Page text dataset records
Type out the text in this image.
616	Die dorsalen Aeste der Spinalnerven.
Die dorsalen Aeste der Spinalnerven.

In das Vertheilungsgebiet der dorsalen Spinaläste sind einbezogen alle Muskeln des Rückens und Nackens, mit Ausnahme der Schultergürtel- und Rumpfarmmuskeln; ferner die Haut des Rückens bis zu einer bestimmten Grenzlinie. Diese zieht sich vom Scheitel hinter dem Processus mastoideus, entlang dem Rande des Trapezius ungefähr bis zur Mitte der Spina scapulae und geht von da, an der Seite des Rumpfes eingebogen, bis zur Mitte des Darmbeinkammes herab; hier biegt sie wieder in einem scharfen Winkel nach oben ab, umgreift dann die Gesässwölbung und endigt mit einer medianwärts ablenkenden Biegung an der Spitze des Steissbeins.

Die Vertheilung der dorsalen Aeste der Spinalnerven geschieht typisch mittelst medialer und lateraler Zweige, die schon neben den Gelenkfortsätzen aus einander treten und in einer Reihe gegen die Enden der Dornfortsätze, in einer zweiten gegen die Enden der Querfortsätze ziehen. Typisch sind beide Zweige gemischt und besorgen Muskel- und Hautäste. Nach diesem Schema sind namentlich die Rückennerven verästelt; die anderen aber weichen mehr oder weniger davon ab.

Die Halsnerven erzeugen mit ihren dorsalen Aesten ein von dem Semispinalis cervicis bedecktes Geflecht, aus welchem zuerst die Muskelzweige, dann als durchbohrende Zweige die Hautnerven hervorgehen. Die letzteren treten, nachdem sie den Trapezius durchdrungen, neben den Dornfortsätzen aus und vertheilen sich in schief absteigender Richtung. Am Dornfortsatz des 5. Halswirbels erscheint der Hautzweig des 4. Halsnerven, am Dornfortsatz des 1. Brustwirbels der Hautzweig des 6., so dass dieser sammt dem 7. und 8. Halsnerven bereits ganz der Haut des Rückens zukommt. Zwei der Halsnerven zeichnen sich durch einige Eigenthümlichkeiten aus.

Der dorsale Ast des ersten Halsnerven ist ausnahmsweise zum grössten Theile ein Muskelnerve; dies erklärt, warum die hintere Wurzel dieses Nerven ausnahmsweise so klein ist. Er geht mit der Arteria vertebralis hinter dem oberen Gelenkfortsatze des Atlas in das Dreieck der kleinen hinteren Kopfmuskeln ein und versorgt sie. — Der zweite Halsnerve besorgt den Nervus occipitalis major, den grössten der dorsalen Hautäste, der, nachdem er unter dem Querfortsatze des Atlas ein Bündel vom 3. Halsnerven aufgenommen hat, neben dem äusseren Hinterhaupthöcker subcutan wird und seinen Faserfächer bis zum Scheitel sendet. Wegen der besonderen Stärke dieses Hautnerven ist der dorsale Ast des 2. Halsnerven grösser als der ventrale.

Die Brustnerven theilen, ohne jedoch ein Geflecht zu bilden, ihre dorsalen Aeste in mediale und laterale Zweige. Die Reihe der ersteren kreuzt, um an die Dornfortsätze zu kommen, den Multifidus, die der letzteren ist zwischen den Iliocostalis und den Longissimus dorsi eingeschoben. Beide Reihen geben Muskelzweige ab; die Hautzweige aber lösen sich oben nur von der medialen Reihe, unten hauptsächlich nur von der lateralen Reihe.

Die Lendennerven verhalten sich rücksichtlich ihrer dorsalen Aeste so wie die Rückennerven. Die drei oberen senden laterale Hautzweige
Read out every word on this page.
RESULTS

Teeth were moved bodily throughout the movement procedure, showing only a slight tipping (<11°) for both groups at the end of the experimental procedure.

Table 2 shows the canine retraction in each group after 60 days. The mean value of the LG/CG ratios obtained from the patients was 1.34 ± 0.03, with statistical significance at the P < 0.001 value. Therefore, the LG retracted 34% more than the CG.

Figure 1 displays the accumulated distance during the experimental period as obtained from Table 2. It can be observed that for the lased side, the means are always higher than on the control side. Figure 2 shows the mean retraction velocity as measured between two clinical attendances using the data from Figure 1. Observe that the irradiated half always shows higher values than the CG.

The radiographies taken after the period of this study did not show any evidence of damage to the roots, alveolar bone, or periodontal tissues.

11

==

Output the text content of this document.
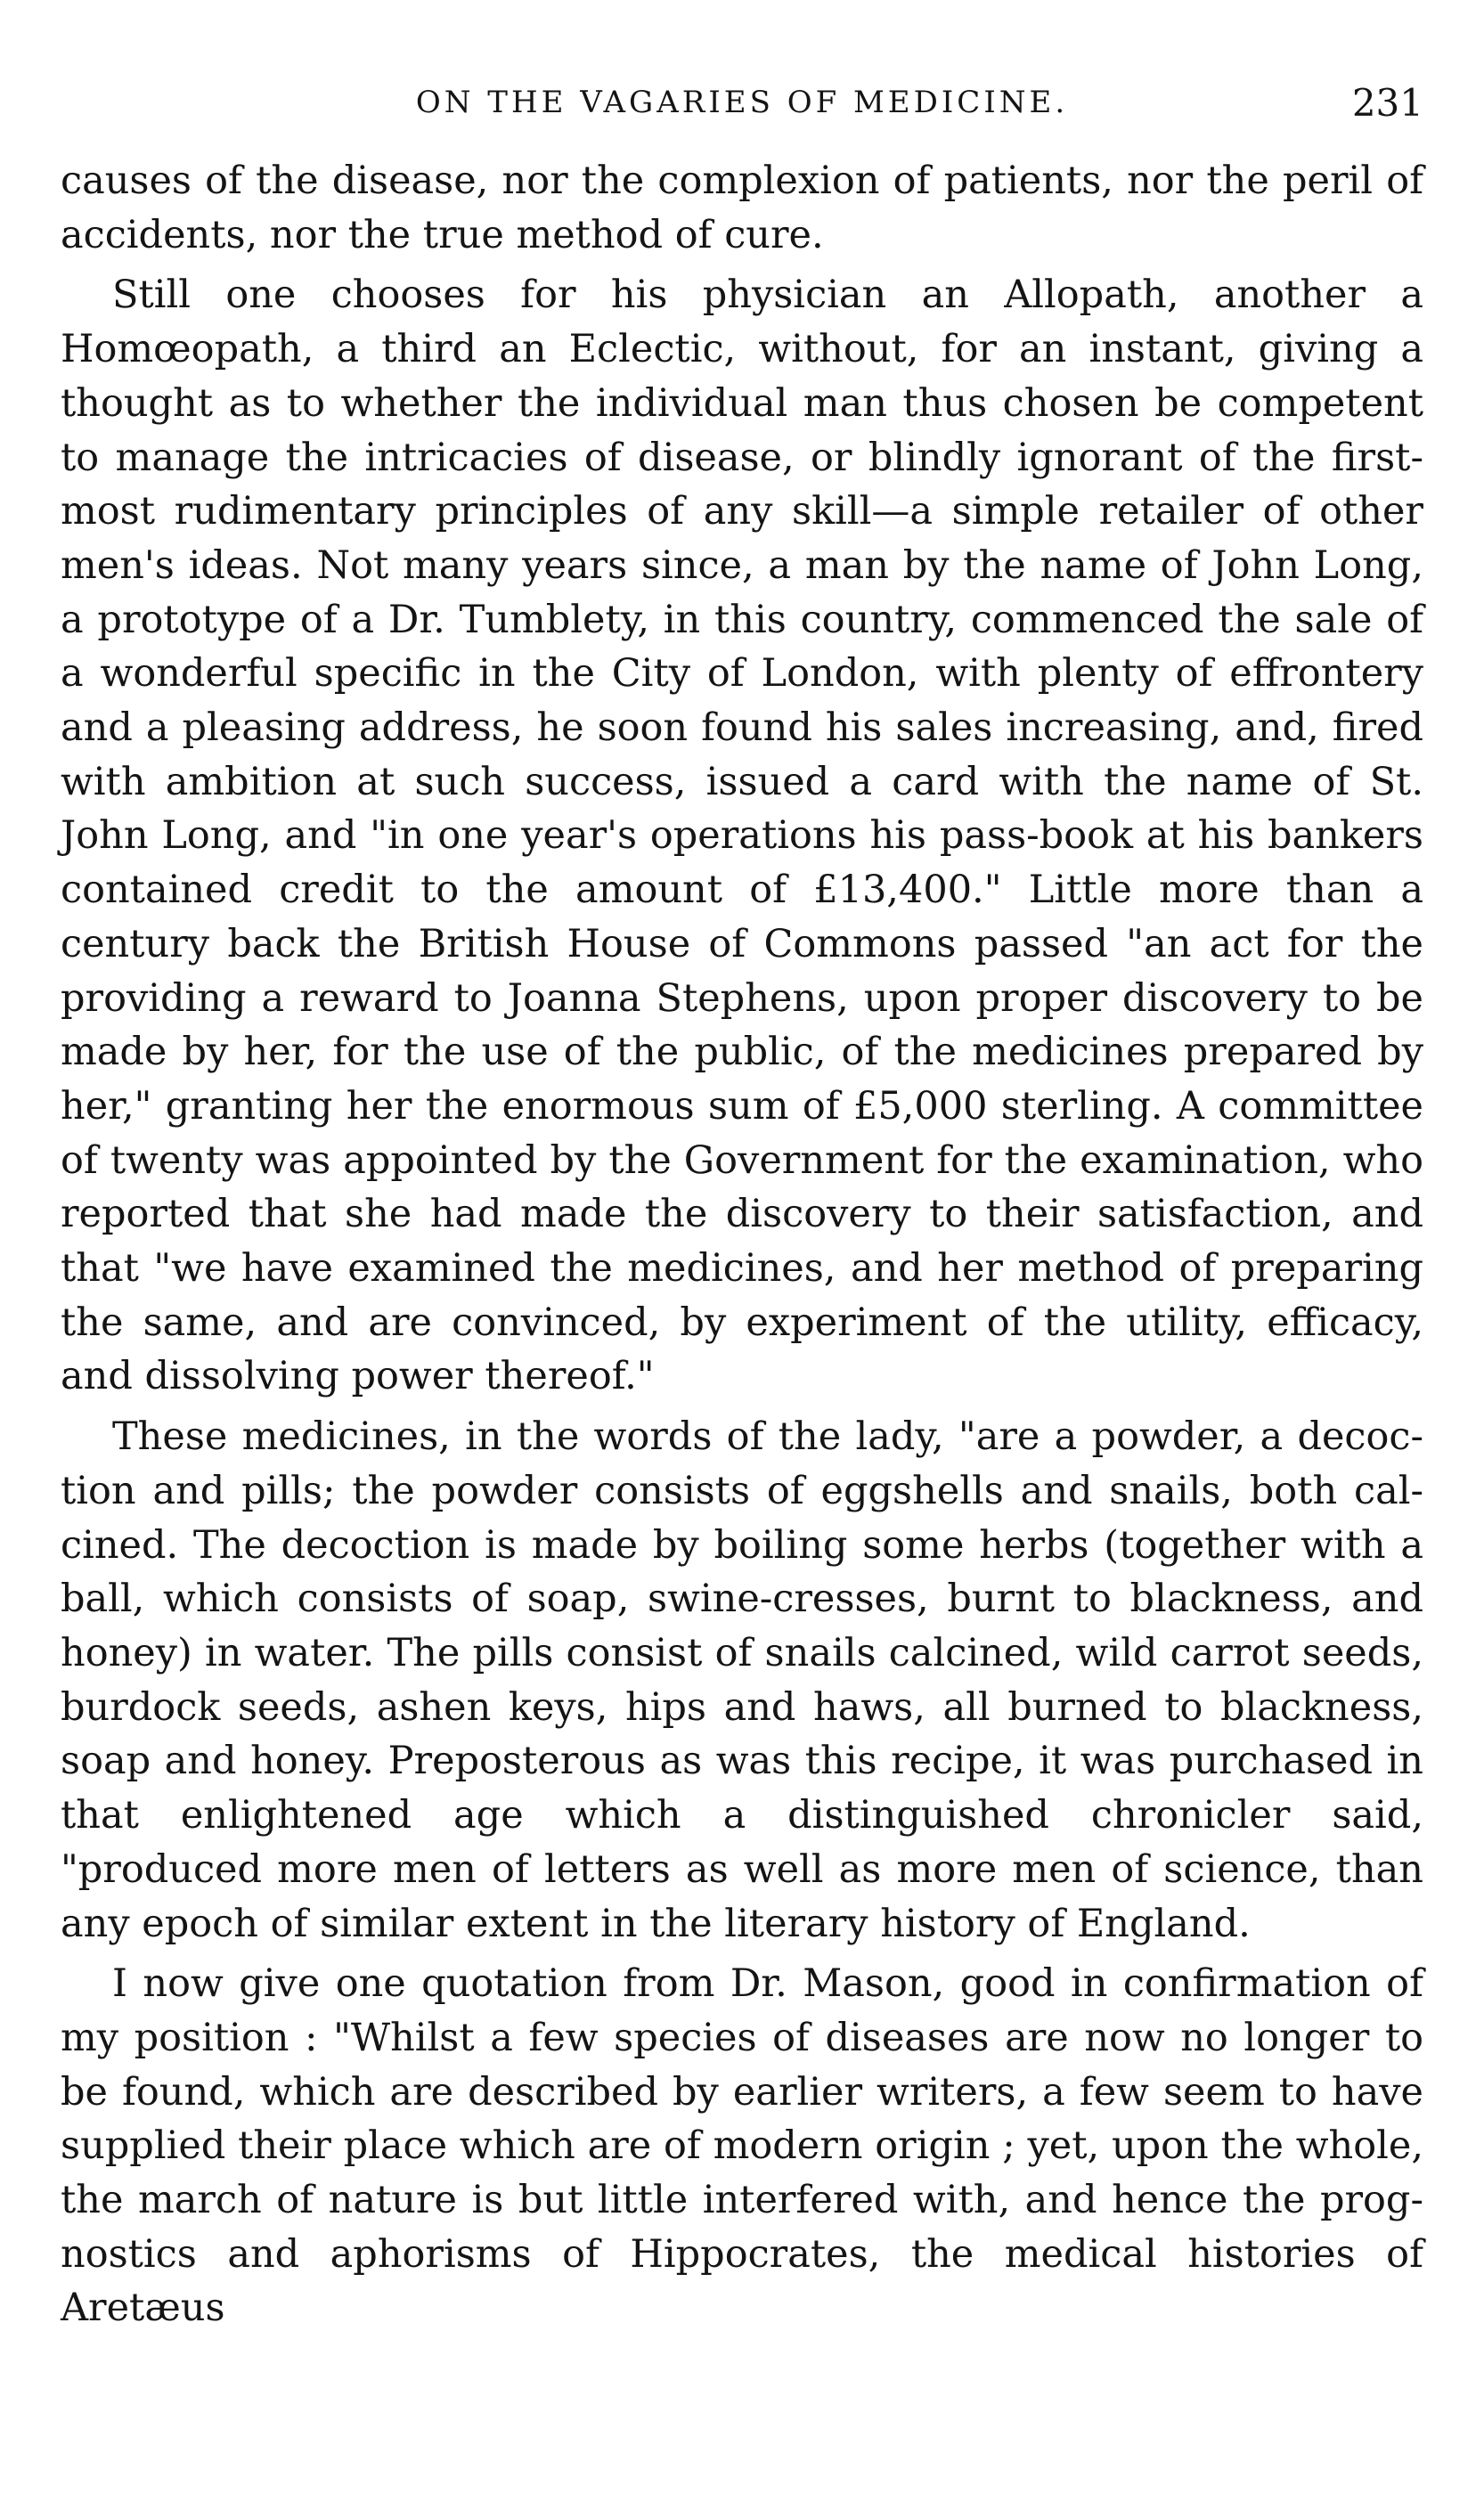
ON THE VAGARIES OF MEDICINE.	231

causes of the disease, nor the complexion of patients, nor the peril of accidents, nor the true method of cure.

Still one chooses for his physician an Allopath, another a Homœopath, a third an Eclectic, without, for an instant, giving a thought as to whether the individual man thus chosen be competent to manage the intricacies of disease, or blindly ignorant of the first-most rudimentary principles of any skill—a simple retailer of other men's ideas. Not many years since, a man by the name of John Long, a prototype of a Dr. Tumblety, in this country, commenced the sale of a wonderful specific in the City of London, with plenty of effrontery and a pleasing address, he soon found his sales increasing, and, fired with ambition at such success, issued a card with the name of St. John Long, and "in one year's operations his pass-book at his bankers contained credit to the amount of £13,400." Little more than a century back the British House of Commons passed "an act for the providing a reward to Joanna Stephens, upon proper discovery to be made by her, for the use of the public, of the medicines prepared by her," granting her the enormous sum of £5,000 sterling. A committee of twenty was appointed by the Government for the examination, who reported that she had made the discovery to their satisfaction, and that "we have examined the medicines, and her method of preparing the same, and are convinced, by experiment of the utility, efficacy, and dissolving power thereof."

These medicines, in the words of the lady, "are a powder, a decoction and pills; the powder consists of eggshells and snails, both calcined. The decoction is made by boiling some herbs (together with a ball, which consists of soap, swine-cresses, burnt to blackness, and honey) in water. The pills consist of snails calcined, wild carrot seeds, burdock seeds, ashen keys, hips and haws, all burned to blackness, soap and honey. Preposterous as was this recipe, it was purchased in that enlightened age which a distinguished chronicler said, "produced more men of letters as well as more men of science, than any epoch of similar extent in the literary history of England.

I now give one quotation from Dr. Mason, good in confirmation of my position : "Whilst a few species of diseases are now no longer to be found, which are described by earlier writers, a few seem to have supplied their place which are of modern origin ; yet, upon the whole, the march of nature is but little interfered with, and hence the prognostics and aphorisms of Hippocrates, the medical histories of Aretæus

WHAT YOU SHOULD DO:
Only a number is asked for here: the count of lines in the records that hold "which".

THE COMPLETED TASK:
2